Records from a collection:
* * * * *

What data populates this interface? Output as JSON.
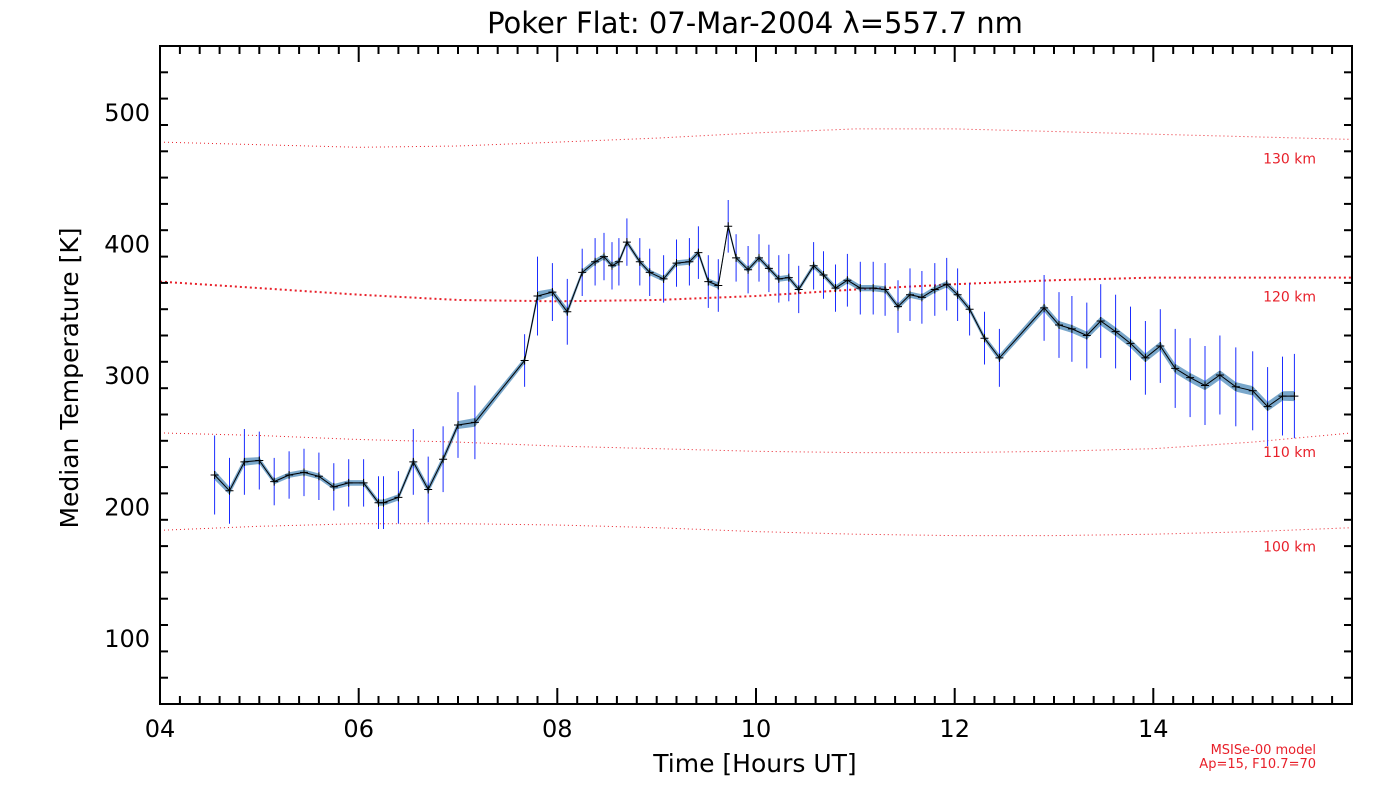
{
  "chart_data": {
    "type": "line",
    "title": "Poker Flat: 07-Mar-2004 λ=557.7 nm",
    "xlabel": "Time [Hours UT]",
    "ylabel": "Median Temperature [K]",
    "xlim": [
      4.0,
      16.0
    ],
    "ylim": [
      50,
      550
    ],
    "x_ticks": [
      4,
      6,
      8,
      10,
      12,
      14
    ],
    "x_tick_labels": [
      "04",
      "06",
      "08",
      "10",
      "12",
      "14"
    ],
    "y_ticks": [
      100,
      200,
      300,
      400,
      500
    ],
    "y_tick_labels": [
      "100",
      "200",
      "300",
      "400",
      "500"
    ],
    "grid": false,
    "colors": {
      "line": "#000000",
      "errorbar": "#1a2cff",
      "model": "#e8202a",
      "fill_between": "#0b5fa0"
    },
    "series": [
      {
        "x": [
          4.55,
          4.7,
          4.85,
          5.0,
          5.15,
          5.3,
          5.45,
          5.6,
          5.75,
          5.9,
          6.05,
          6.2,
          6.25,
          6.4,
          6.55,
          6.7,
          6.85,
          7.0,
          7.17,
          7.67,
          7.8,
          7.95,
          8.1,
          8.25,
          8.38,
          8.47,
          8.55,
          8.62,
          8.7,
          8.83,
          8.93,
          9.07,
          9.2,
          9.33,
          9.42,
          9.52,
          9.62,
          9.72,
          9.8,
          9.92,
          10.03,
          10.13,
          10.23,
          10.33,
          10.43,
          10.58,
          10.68,
          10.8,
          10.92,
          11.05,
          11.18,
          11.3,
          11.43,
          11.55,
          11.67,
          11.8,
          11.92,
          12.03,
          12.15,
          12.3,
          12.45,
          12.9,
          13.05,
          13.18,
          13.33,
          13.47,
          13.62,
          13.77,
          13.92,
          14.07,
          14.22,
          14.37,
          14.52,
          14.67,
          14.83,
          15.0,
          15.15,
          15.3,
          15.42
        ],
        "y": [
          224,
          212,
          234,
          235,
          219,
          224,
          226,
          223,
          215,
          218,
          218,
          203,
          203,
          207,
          234,
          213,
          236,
          262,
          264,
          311,
          360,
          363,
          348,
          378,
          386,
          390,
          383,
          386,
          401,
          386,
          378,
          373,
          385,
          386,
          393,
          371,
          368,
          413,
          389,
          380,
          389,
          381,
          373,
          374,
          365,
          383,
          376,
          366,
          372,
          366,
          366,
          365,
          352,
          361,
          359,
          365,
          369,
          361,
          350,
          328,
          313,
          351,
          338,
          335,
          330,
          341,
          333,
          324,
          313,
          322,
          305,
          298,
          292,
          300,
          291,
          288,
          276,
          284,
          284
        ],
        "err": [
          30,
          25,
          25,
          22,
          18,
          18,
          18,
          18,
          18,
          18,
          18,
          20,
          20,
          20,
          25,
          25,
          25,
          25,
          28,
          20,
          30,
          22,
          25,
          18,
          18,
          18,
          18,
          18,
          18,
          18,
          18,
          18,
          18,
          18,
          20,
          20,
          20,
          20,
          18,
          18,
          18,
          18,
          18,
          18,
          18,
          18,
          18,
          18,
          20,
          20,
          20,
          20,
          20,
          20,
          20,
          20,
          20,
          20,
          20,
          20,
          22,
          25,
          25,
          25,
          25,
          28,
          28,
          28,
          28,
          28,
          30,
          30,
          30,
          30,
          30,
          30,
          30,
          30,
          32
        ]
      }
    ],
    "model_curves": [
      {
        "label": "130 km",
        "style": "dotted",
        "x": [
          4.0,
          5.0,
          6.0,
          7.0,
          8.0,
          9.0,
          10.0,
          11.0,
          12.0,
          13.0,
          14.0,
          15.0,
          16.0
        ],
        "y": [
          477,
          475,
          473,
          474,
          477,
          480,
          484,
          487,
          487,
          485,
          483,
          481,
          479
        ]
      },
      {
        "label": "120 km",
        "style": "dashed",
        "x": [
          4.0,
          5.0,
          6.0,
          7.0,
          8.0,
          9.0,
          10.0,
          11.0,
          12.0,
          13.0,
          14.0,
          15.0,
          16.0
        ],
        "y": [
          371,
          366,
          361,
          357,
          356,
          357,
          360,
          365,
          369,
          372,
          374,
          374,
          374
        ]
      },
      {
        "label": "110 km",
        "style": "dotted",
        "x": [
          4.0,
          5.0,
          6.0,
          7.0,
          8.0,
          9.0,
          10.0,
          11.0,
          12.0,
          13.0,
          14.0,
          15.0,
          16.0
        ],
        "y": [
          256,
          254,
          251,
          249,
          246,
          244,
          242,
          241,
          241,
          242,
          244,
          249,
          256
        ]
      },
      {
        "label": "100 km",
        "style": "dotted",
        "x": [
          4.0,
          5.0,
          6.0,
          7.0,
          8.0,
          9.0,
          10.0,
          11.0,
          12.0,
          13.0,
          14.0,
          15.0,
          16.0
        ],
        "y": [
          182,
          185,
          187,
          187,
          186,
          184,
          181,
          179,
          178,
          178,
          179,
          181,
          184
        ]
      }
    ],
    "annotations": [
      "MSISe-00 model",
      "Ap=15, F10.7=70"
    ]
  }
}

* * * * *

WHAT YOU SHOULD DO: Quote the material in full and exactly; do not carry over its pictures.

EXERCISE RESPONSE:
What data populates this interface? Output as JSON.
{
  "chart_data": {
    "type": "line",
    "title": "Poker Flat: 07-Mar-2004 λ=557.7 nm",
    "xlabel": "Time [Hours UT]",
    "ylabel": "Median Temperature [K]",
    "xlim": [
      4.0,
      16.0
    ],
    "ylim": [
      50,
      550
    ],
    "x_ticks": [
      4,
      6,
      8,
      10,
      12,
      14
    ],
    "x_tick_labels": [
      "04",
      "06",
      "08",
      "10",
      "12",
      "14"
    ],
    "y_ticks": [
      100,
      200,
      300,
      400,
      500
    ],
    "y_tick_labels": [
      "100",
      "200",
      "300",
      "400",
      "500"
    ],
    "grid": false,
    "colors": {
      "line": "#000000",
      "errorbar": "#1a2cff",
      "model": "#e8202a",
      "fill_between": "#0b5fa0"
    },
    "series": [
      {
        "x": [
          4.55,
          4.7,
          4.85,
          5.0,
          5.15,
          5.3,
          5.45,
          5.6,
          5.75,
          5.9,
          6.05,
          6.2,
          6.25,
          6.4,
          6.55,
          6.7,
          6.85,
          7.0,
          7.17,
          7.67,
          7.8,
          7.95,
          8.1,
          8.25,
          8.38,
          8.47,
          8.55,
          8.62,
          8.7,
          8.83,
          8.93,
          9.07,
          9.2,
          9.33,
          9.42,
          9.52,
          9.62,
          9.72,
          9.8,
          9.92,
          10.03,
          10.13,
          10.23,
          10.33,
          10.43,
          10.58,
          10.68,
          10.8,
          10.92,
          11.05,
          11.18,
          11.3,
          11.43,
          11.55,
          11.67,
          11.8,
          11.92,
          12.03,
          12.15,
          12.3,
          12.45,
          12.9,
          13.05,
          13.18,
          13.33,
          13.47,
          13.62,
          13.77,
          13.92,
          14.07,
          14.22,
          14.37,
          14.52,
          14.67,
          14.83,
          15.0,
          15.15,
          15.3,
          15.42
        ],
        "y": [
          224,
          212,
          234,
          235,
          219,
          224,
          226,
          223,
          215,
          218,
          218,
          203,
          203,
          207,
          234,
          213,
          236,
          262,
          264,
          311,
          360,
          363,
          348,
          378,
          386,
          390,
          383,
          386,
          401,
          386,
          378,
          373,
          385,
          386,
          393,
          371,
          368,
          413,
          389,
          380,
          389,
          381,
          373,
          374,
          365,
          383,
          376,
          366,
          372,
          366,
          366,
          365,
          352,
          361,
          359,
          365,
          369,
          361,
          350,
          328,
          313,
          351,
          338,
          335,
          330,
          341,
          333,
          324,
          313,
          322,
          305,
          298,
          292,
          300,
          291,
          288,
          276,
          284,
          284
        ],
        "err": [
          30,
          25,
          25,
          22,
          18,
          18,
          18,
          18,
          18,
          18,
          18,
          20,
          20,
          20,
          25,
          25,
          25,
          25,
          28,
          20,
          30,
          22,
          25,
          18,
          18,
          18,
          18,
          18,
          18,
          18,
          18,
          18,
          18,
          18,
          20,
          20,
          20,
          20,
          18,
          18,
          18,
          18,
          18,
          18,
          18,
          18,
          18,
          18,
          20,
          20,
          20,
          20,
          20,
          20,
          20,
          20,
          20,
          20,
          20,
          20,
          22,
          25,
          25,
          25,
          25,
          28,
          28,
          28,
          28,
          28,
          30,
          30,
          30,
          30,
          30,
          30,
          30,
          30,
          32
        ]
      }
    ],
    "model_curves": [
      {
        "label": "130 km",
        "style": "dotted",
        "x": [
          4.0,
          5.0,
          6.0,
          7.0,
          8.0,
          9.0,
          10.0,
          11.0,
          12.0,
          13.0,
          14.0,
          15.0,
          16.0
        ],
        "y": [
          477,
          475,
          473,
          474,
          477,
          480,
          484,
          487,
          487,
          485,
          483,
          481,
          479
        ]
      },
      {
        "label": "120 km",
        "style": "dashed",
        "x": [
          4.0,
          5.0,
          6.0,
          7.0,
          8.0,
          9.0,
          10.0,
          11.0,
          12.0,
          13.0,
          14.0,
          15.0,
          16.0
        ],
        "y": [
          371,
          366,
          361,
          357,
          356,
          357,
          360,
          365,
          369,
          372,
          374,
          374,
          374
        ]
      },
      {
        "label": "110 km",
        "style": "dotted",
        "x": [
          4.0,
          5.0,
          6.0,
          7.0,
          8.0,
          9.0,
          10.0,
          11.0,
          12.0,
          13.0,
          14.0,
          15.0,
          16.0
        ],
        "y": [
          256,
          254,
          251,
          249,
          246,
          244,
          242,
          241,
          241,
          242,
          244,
          249,
          256
        ]
      },
      {
        "label": "100 km",
        "style": "dotted",
        "x": [
          4.0,
          5.0,
          6.0,
          7.0,
          8.0,
          9.0,
          10.0,
          11.0,
          12.0,
          13.0,
          14.0,
          15.0,
          16.0
        ],
        "y": [
          182,
          185,
          187,
          187,
          186,
          184,
          181,
          179,
          178,
          178,
          179,
          181,
          184
        ]
      }
    ],
    "annotations": [
      "MSISe-00 model",
      "Ap=15, F10.7=70"
    ]
  }
}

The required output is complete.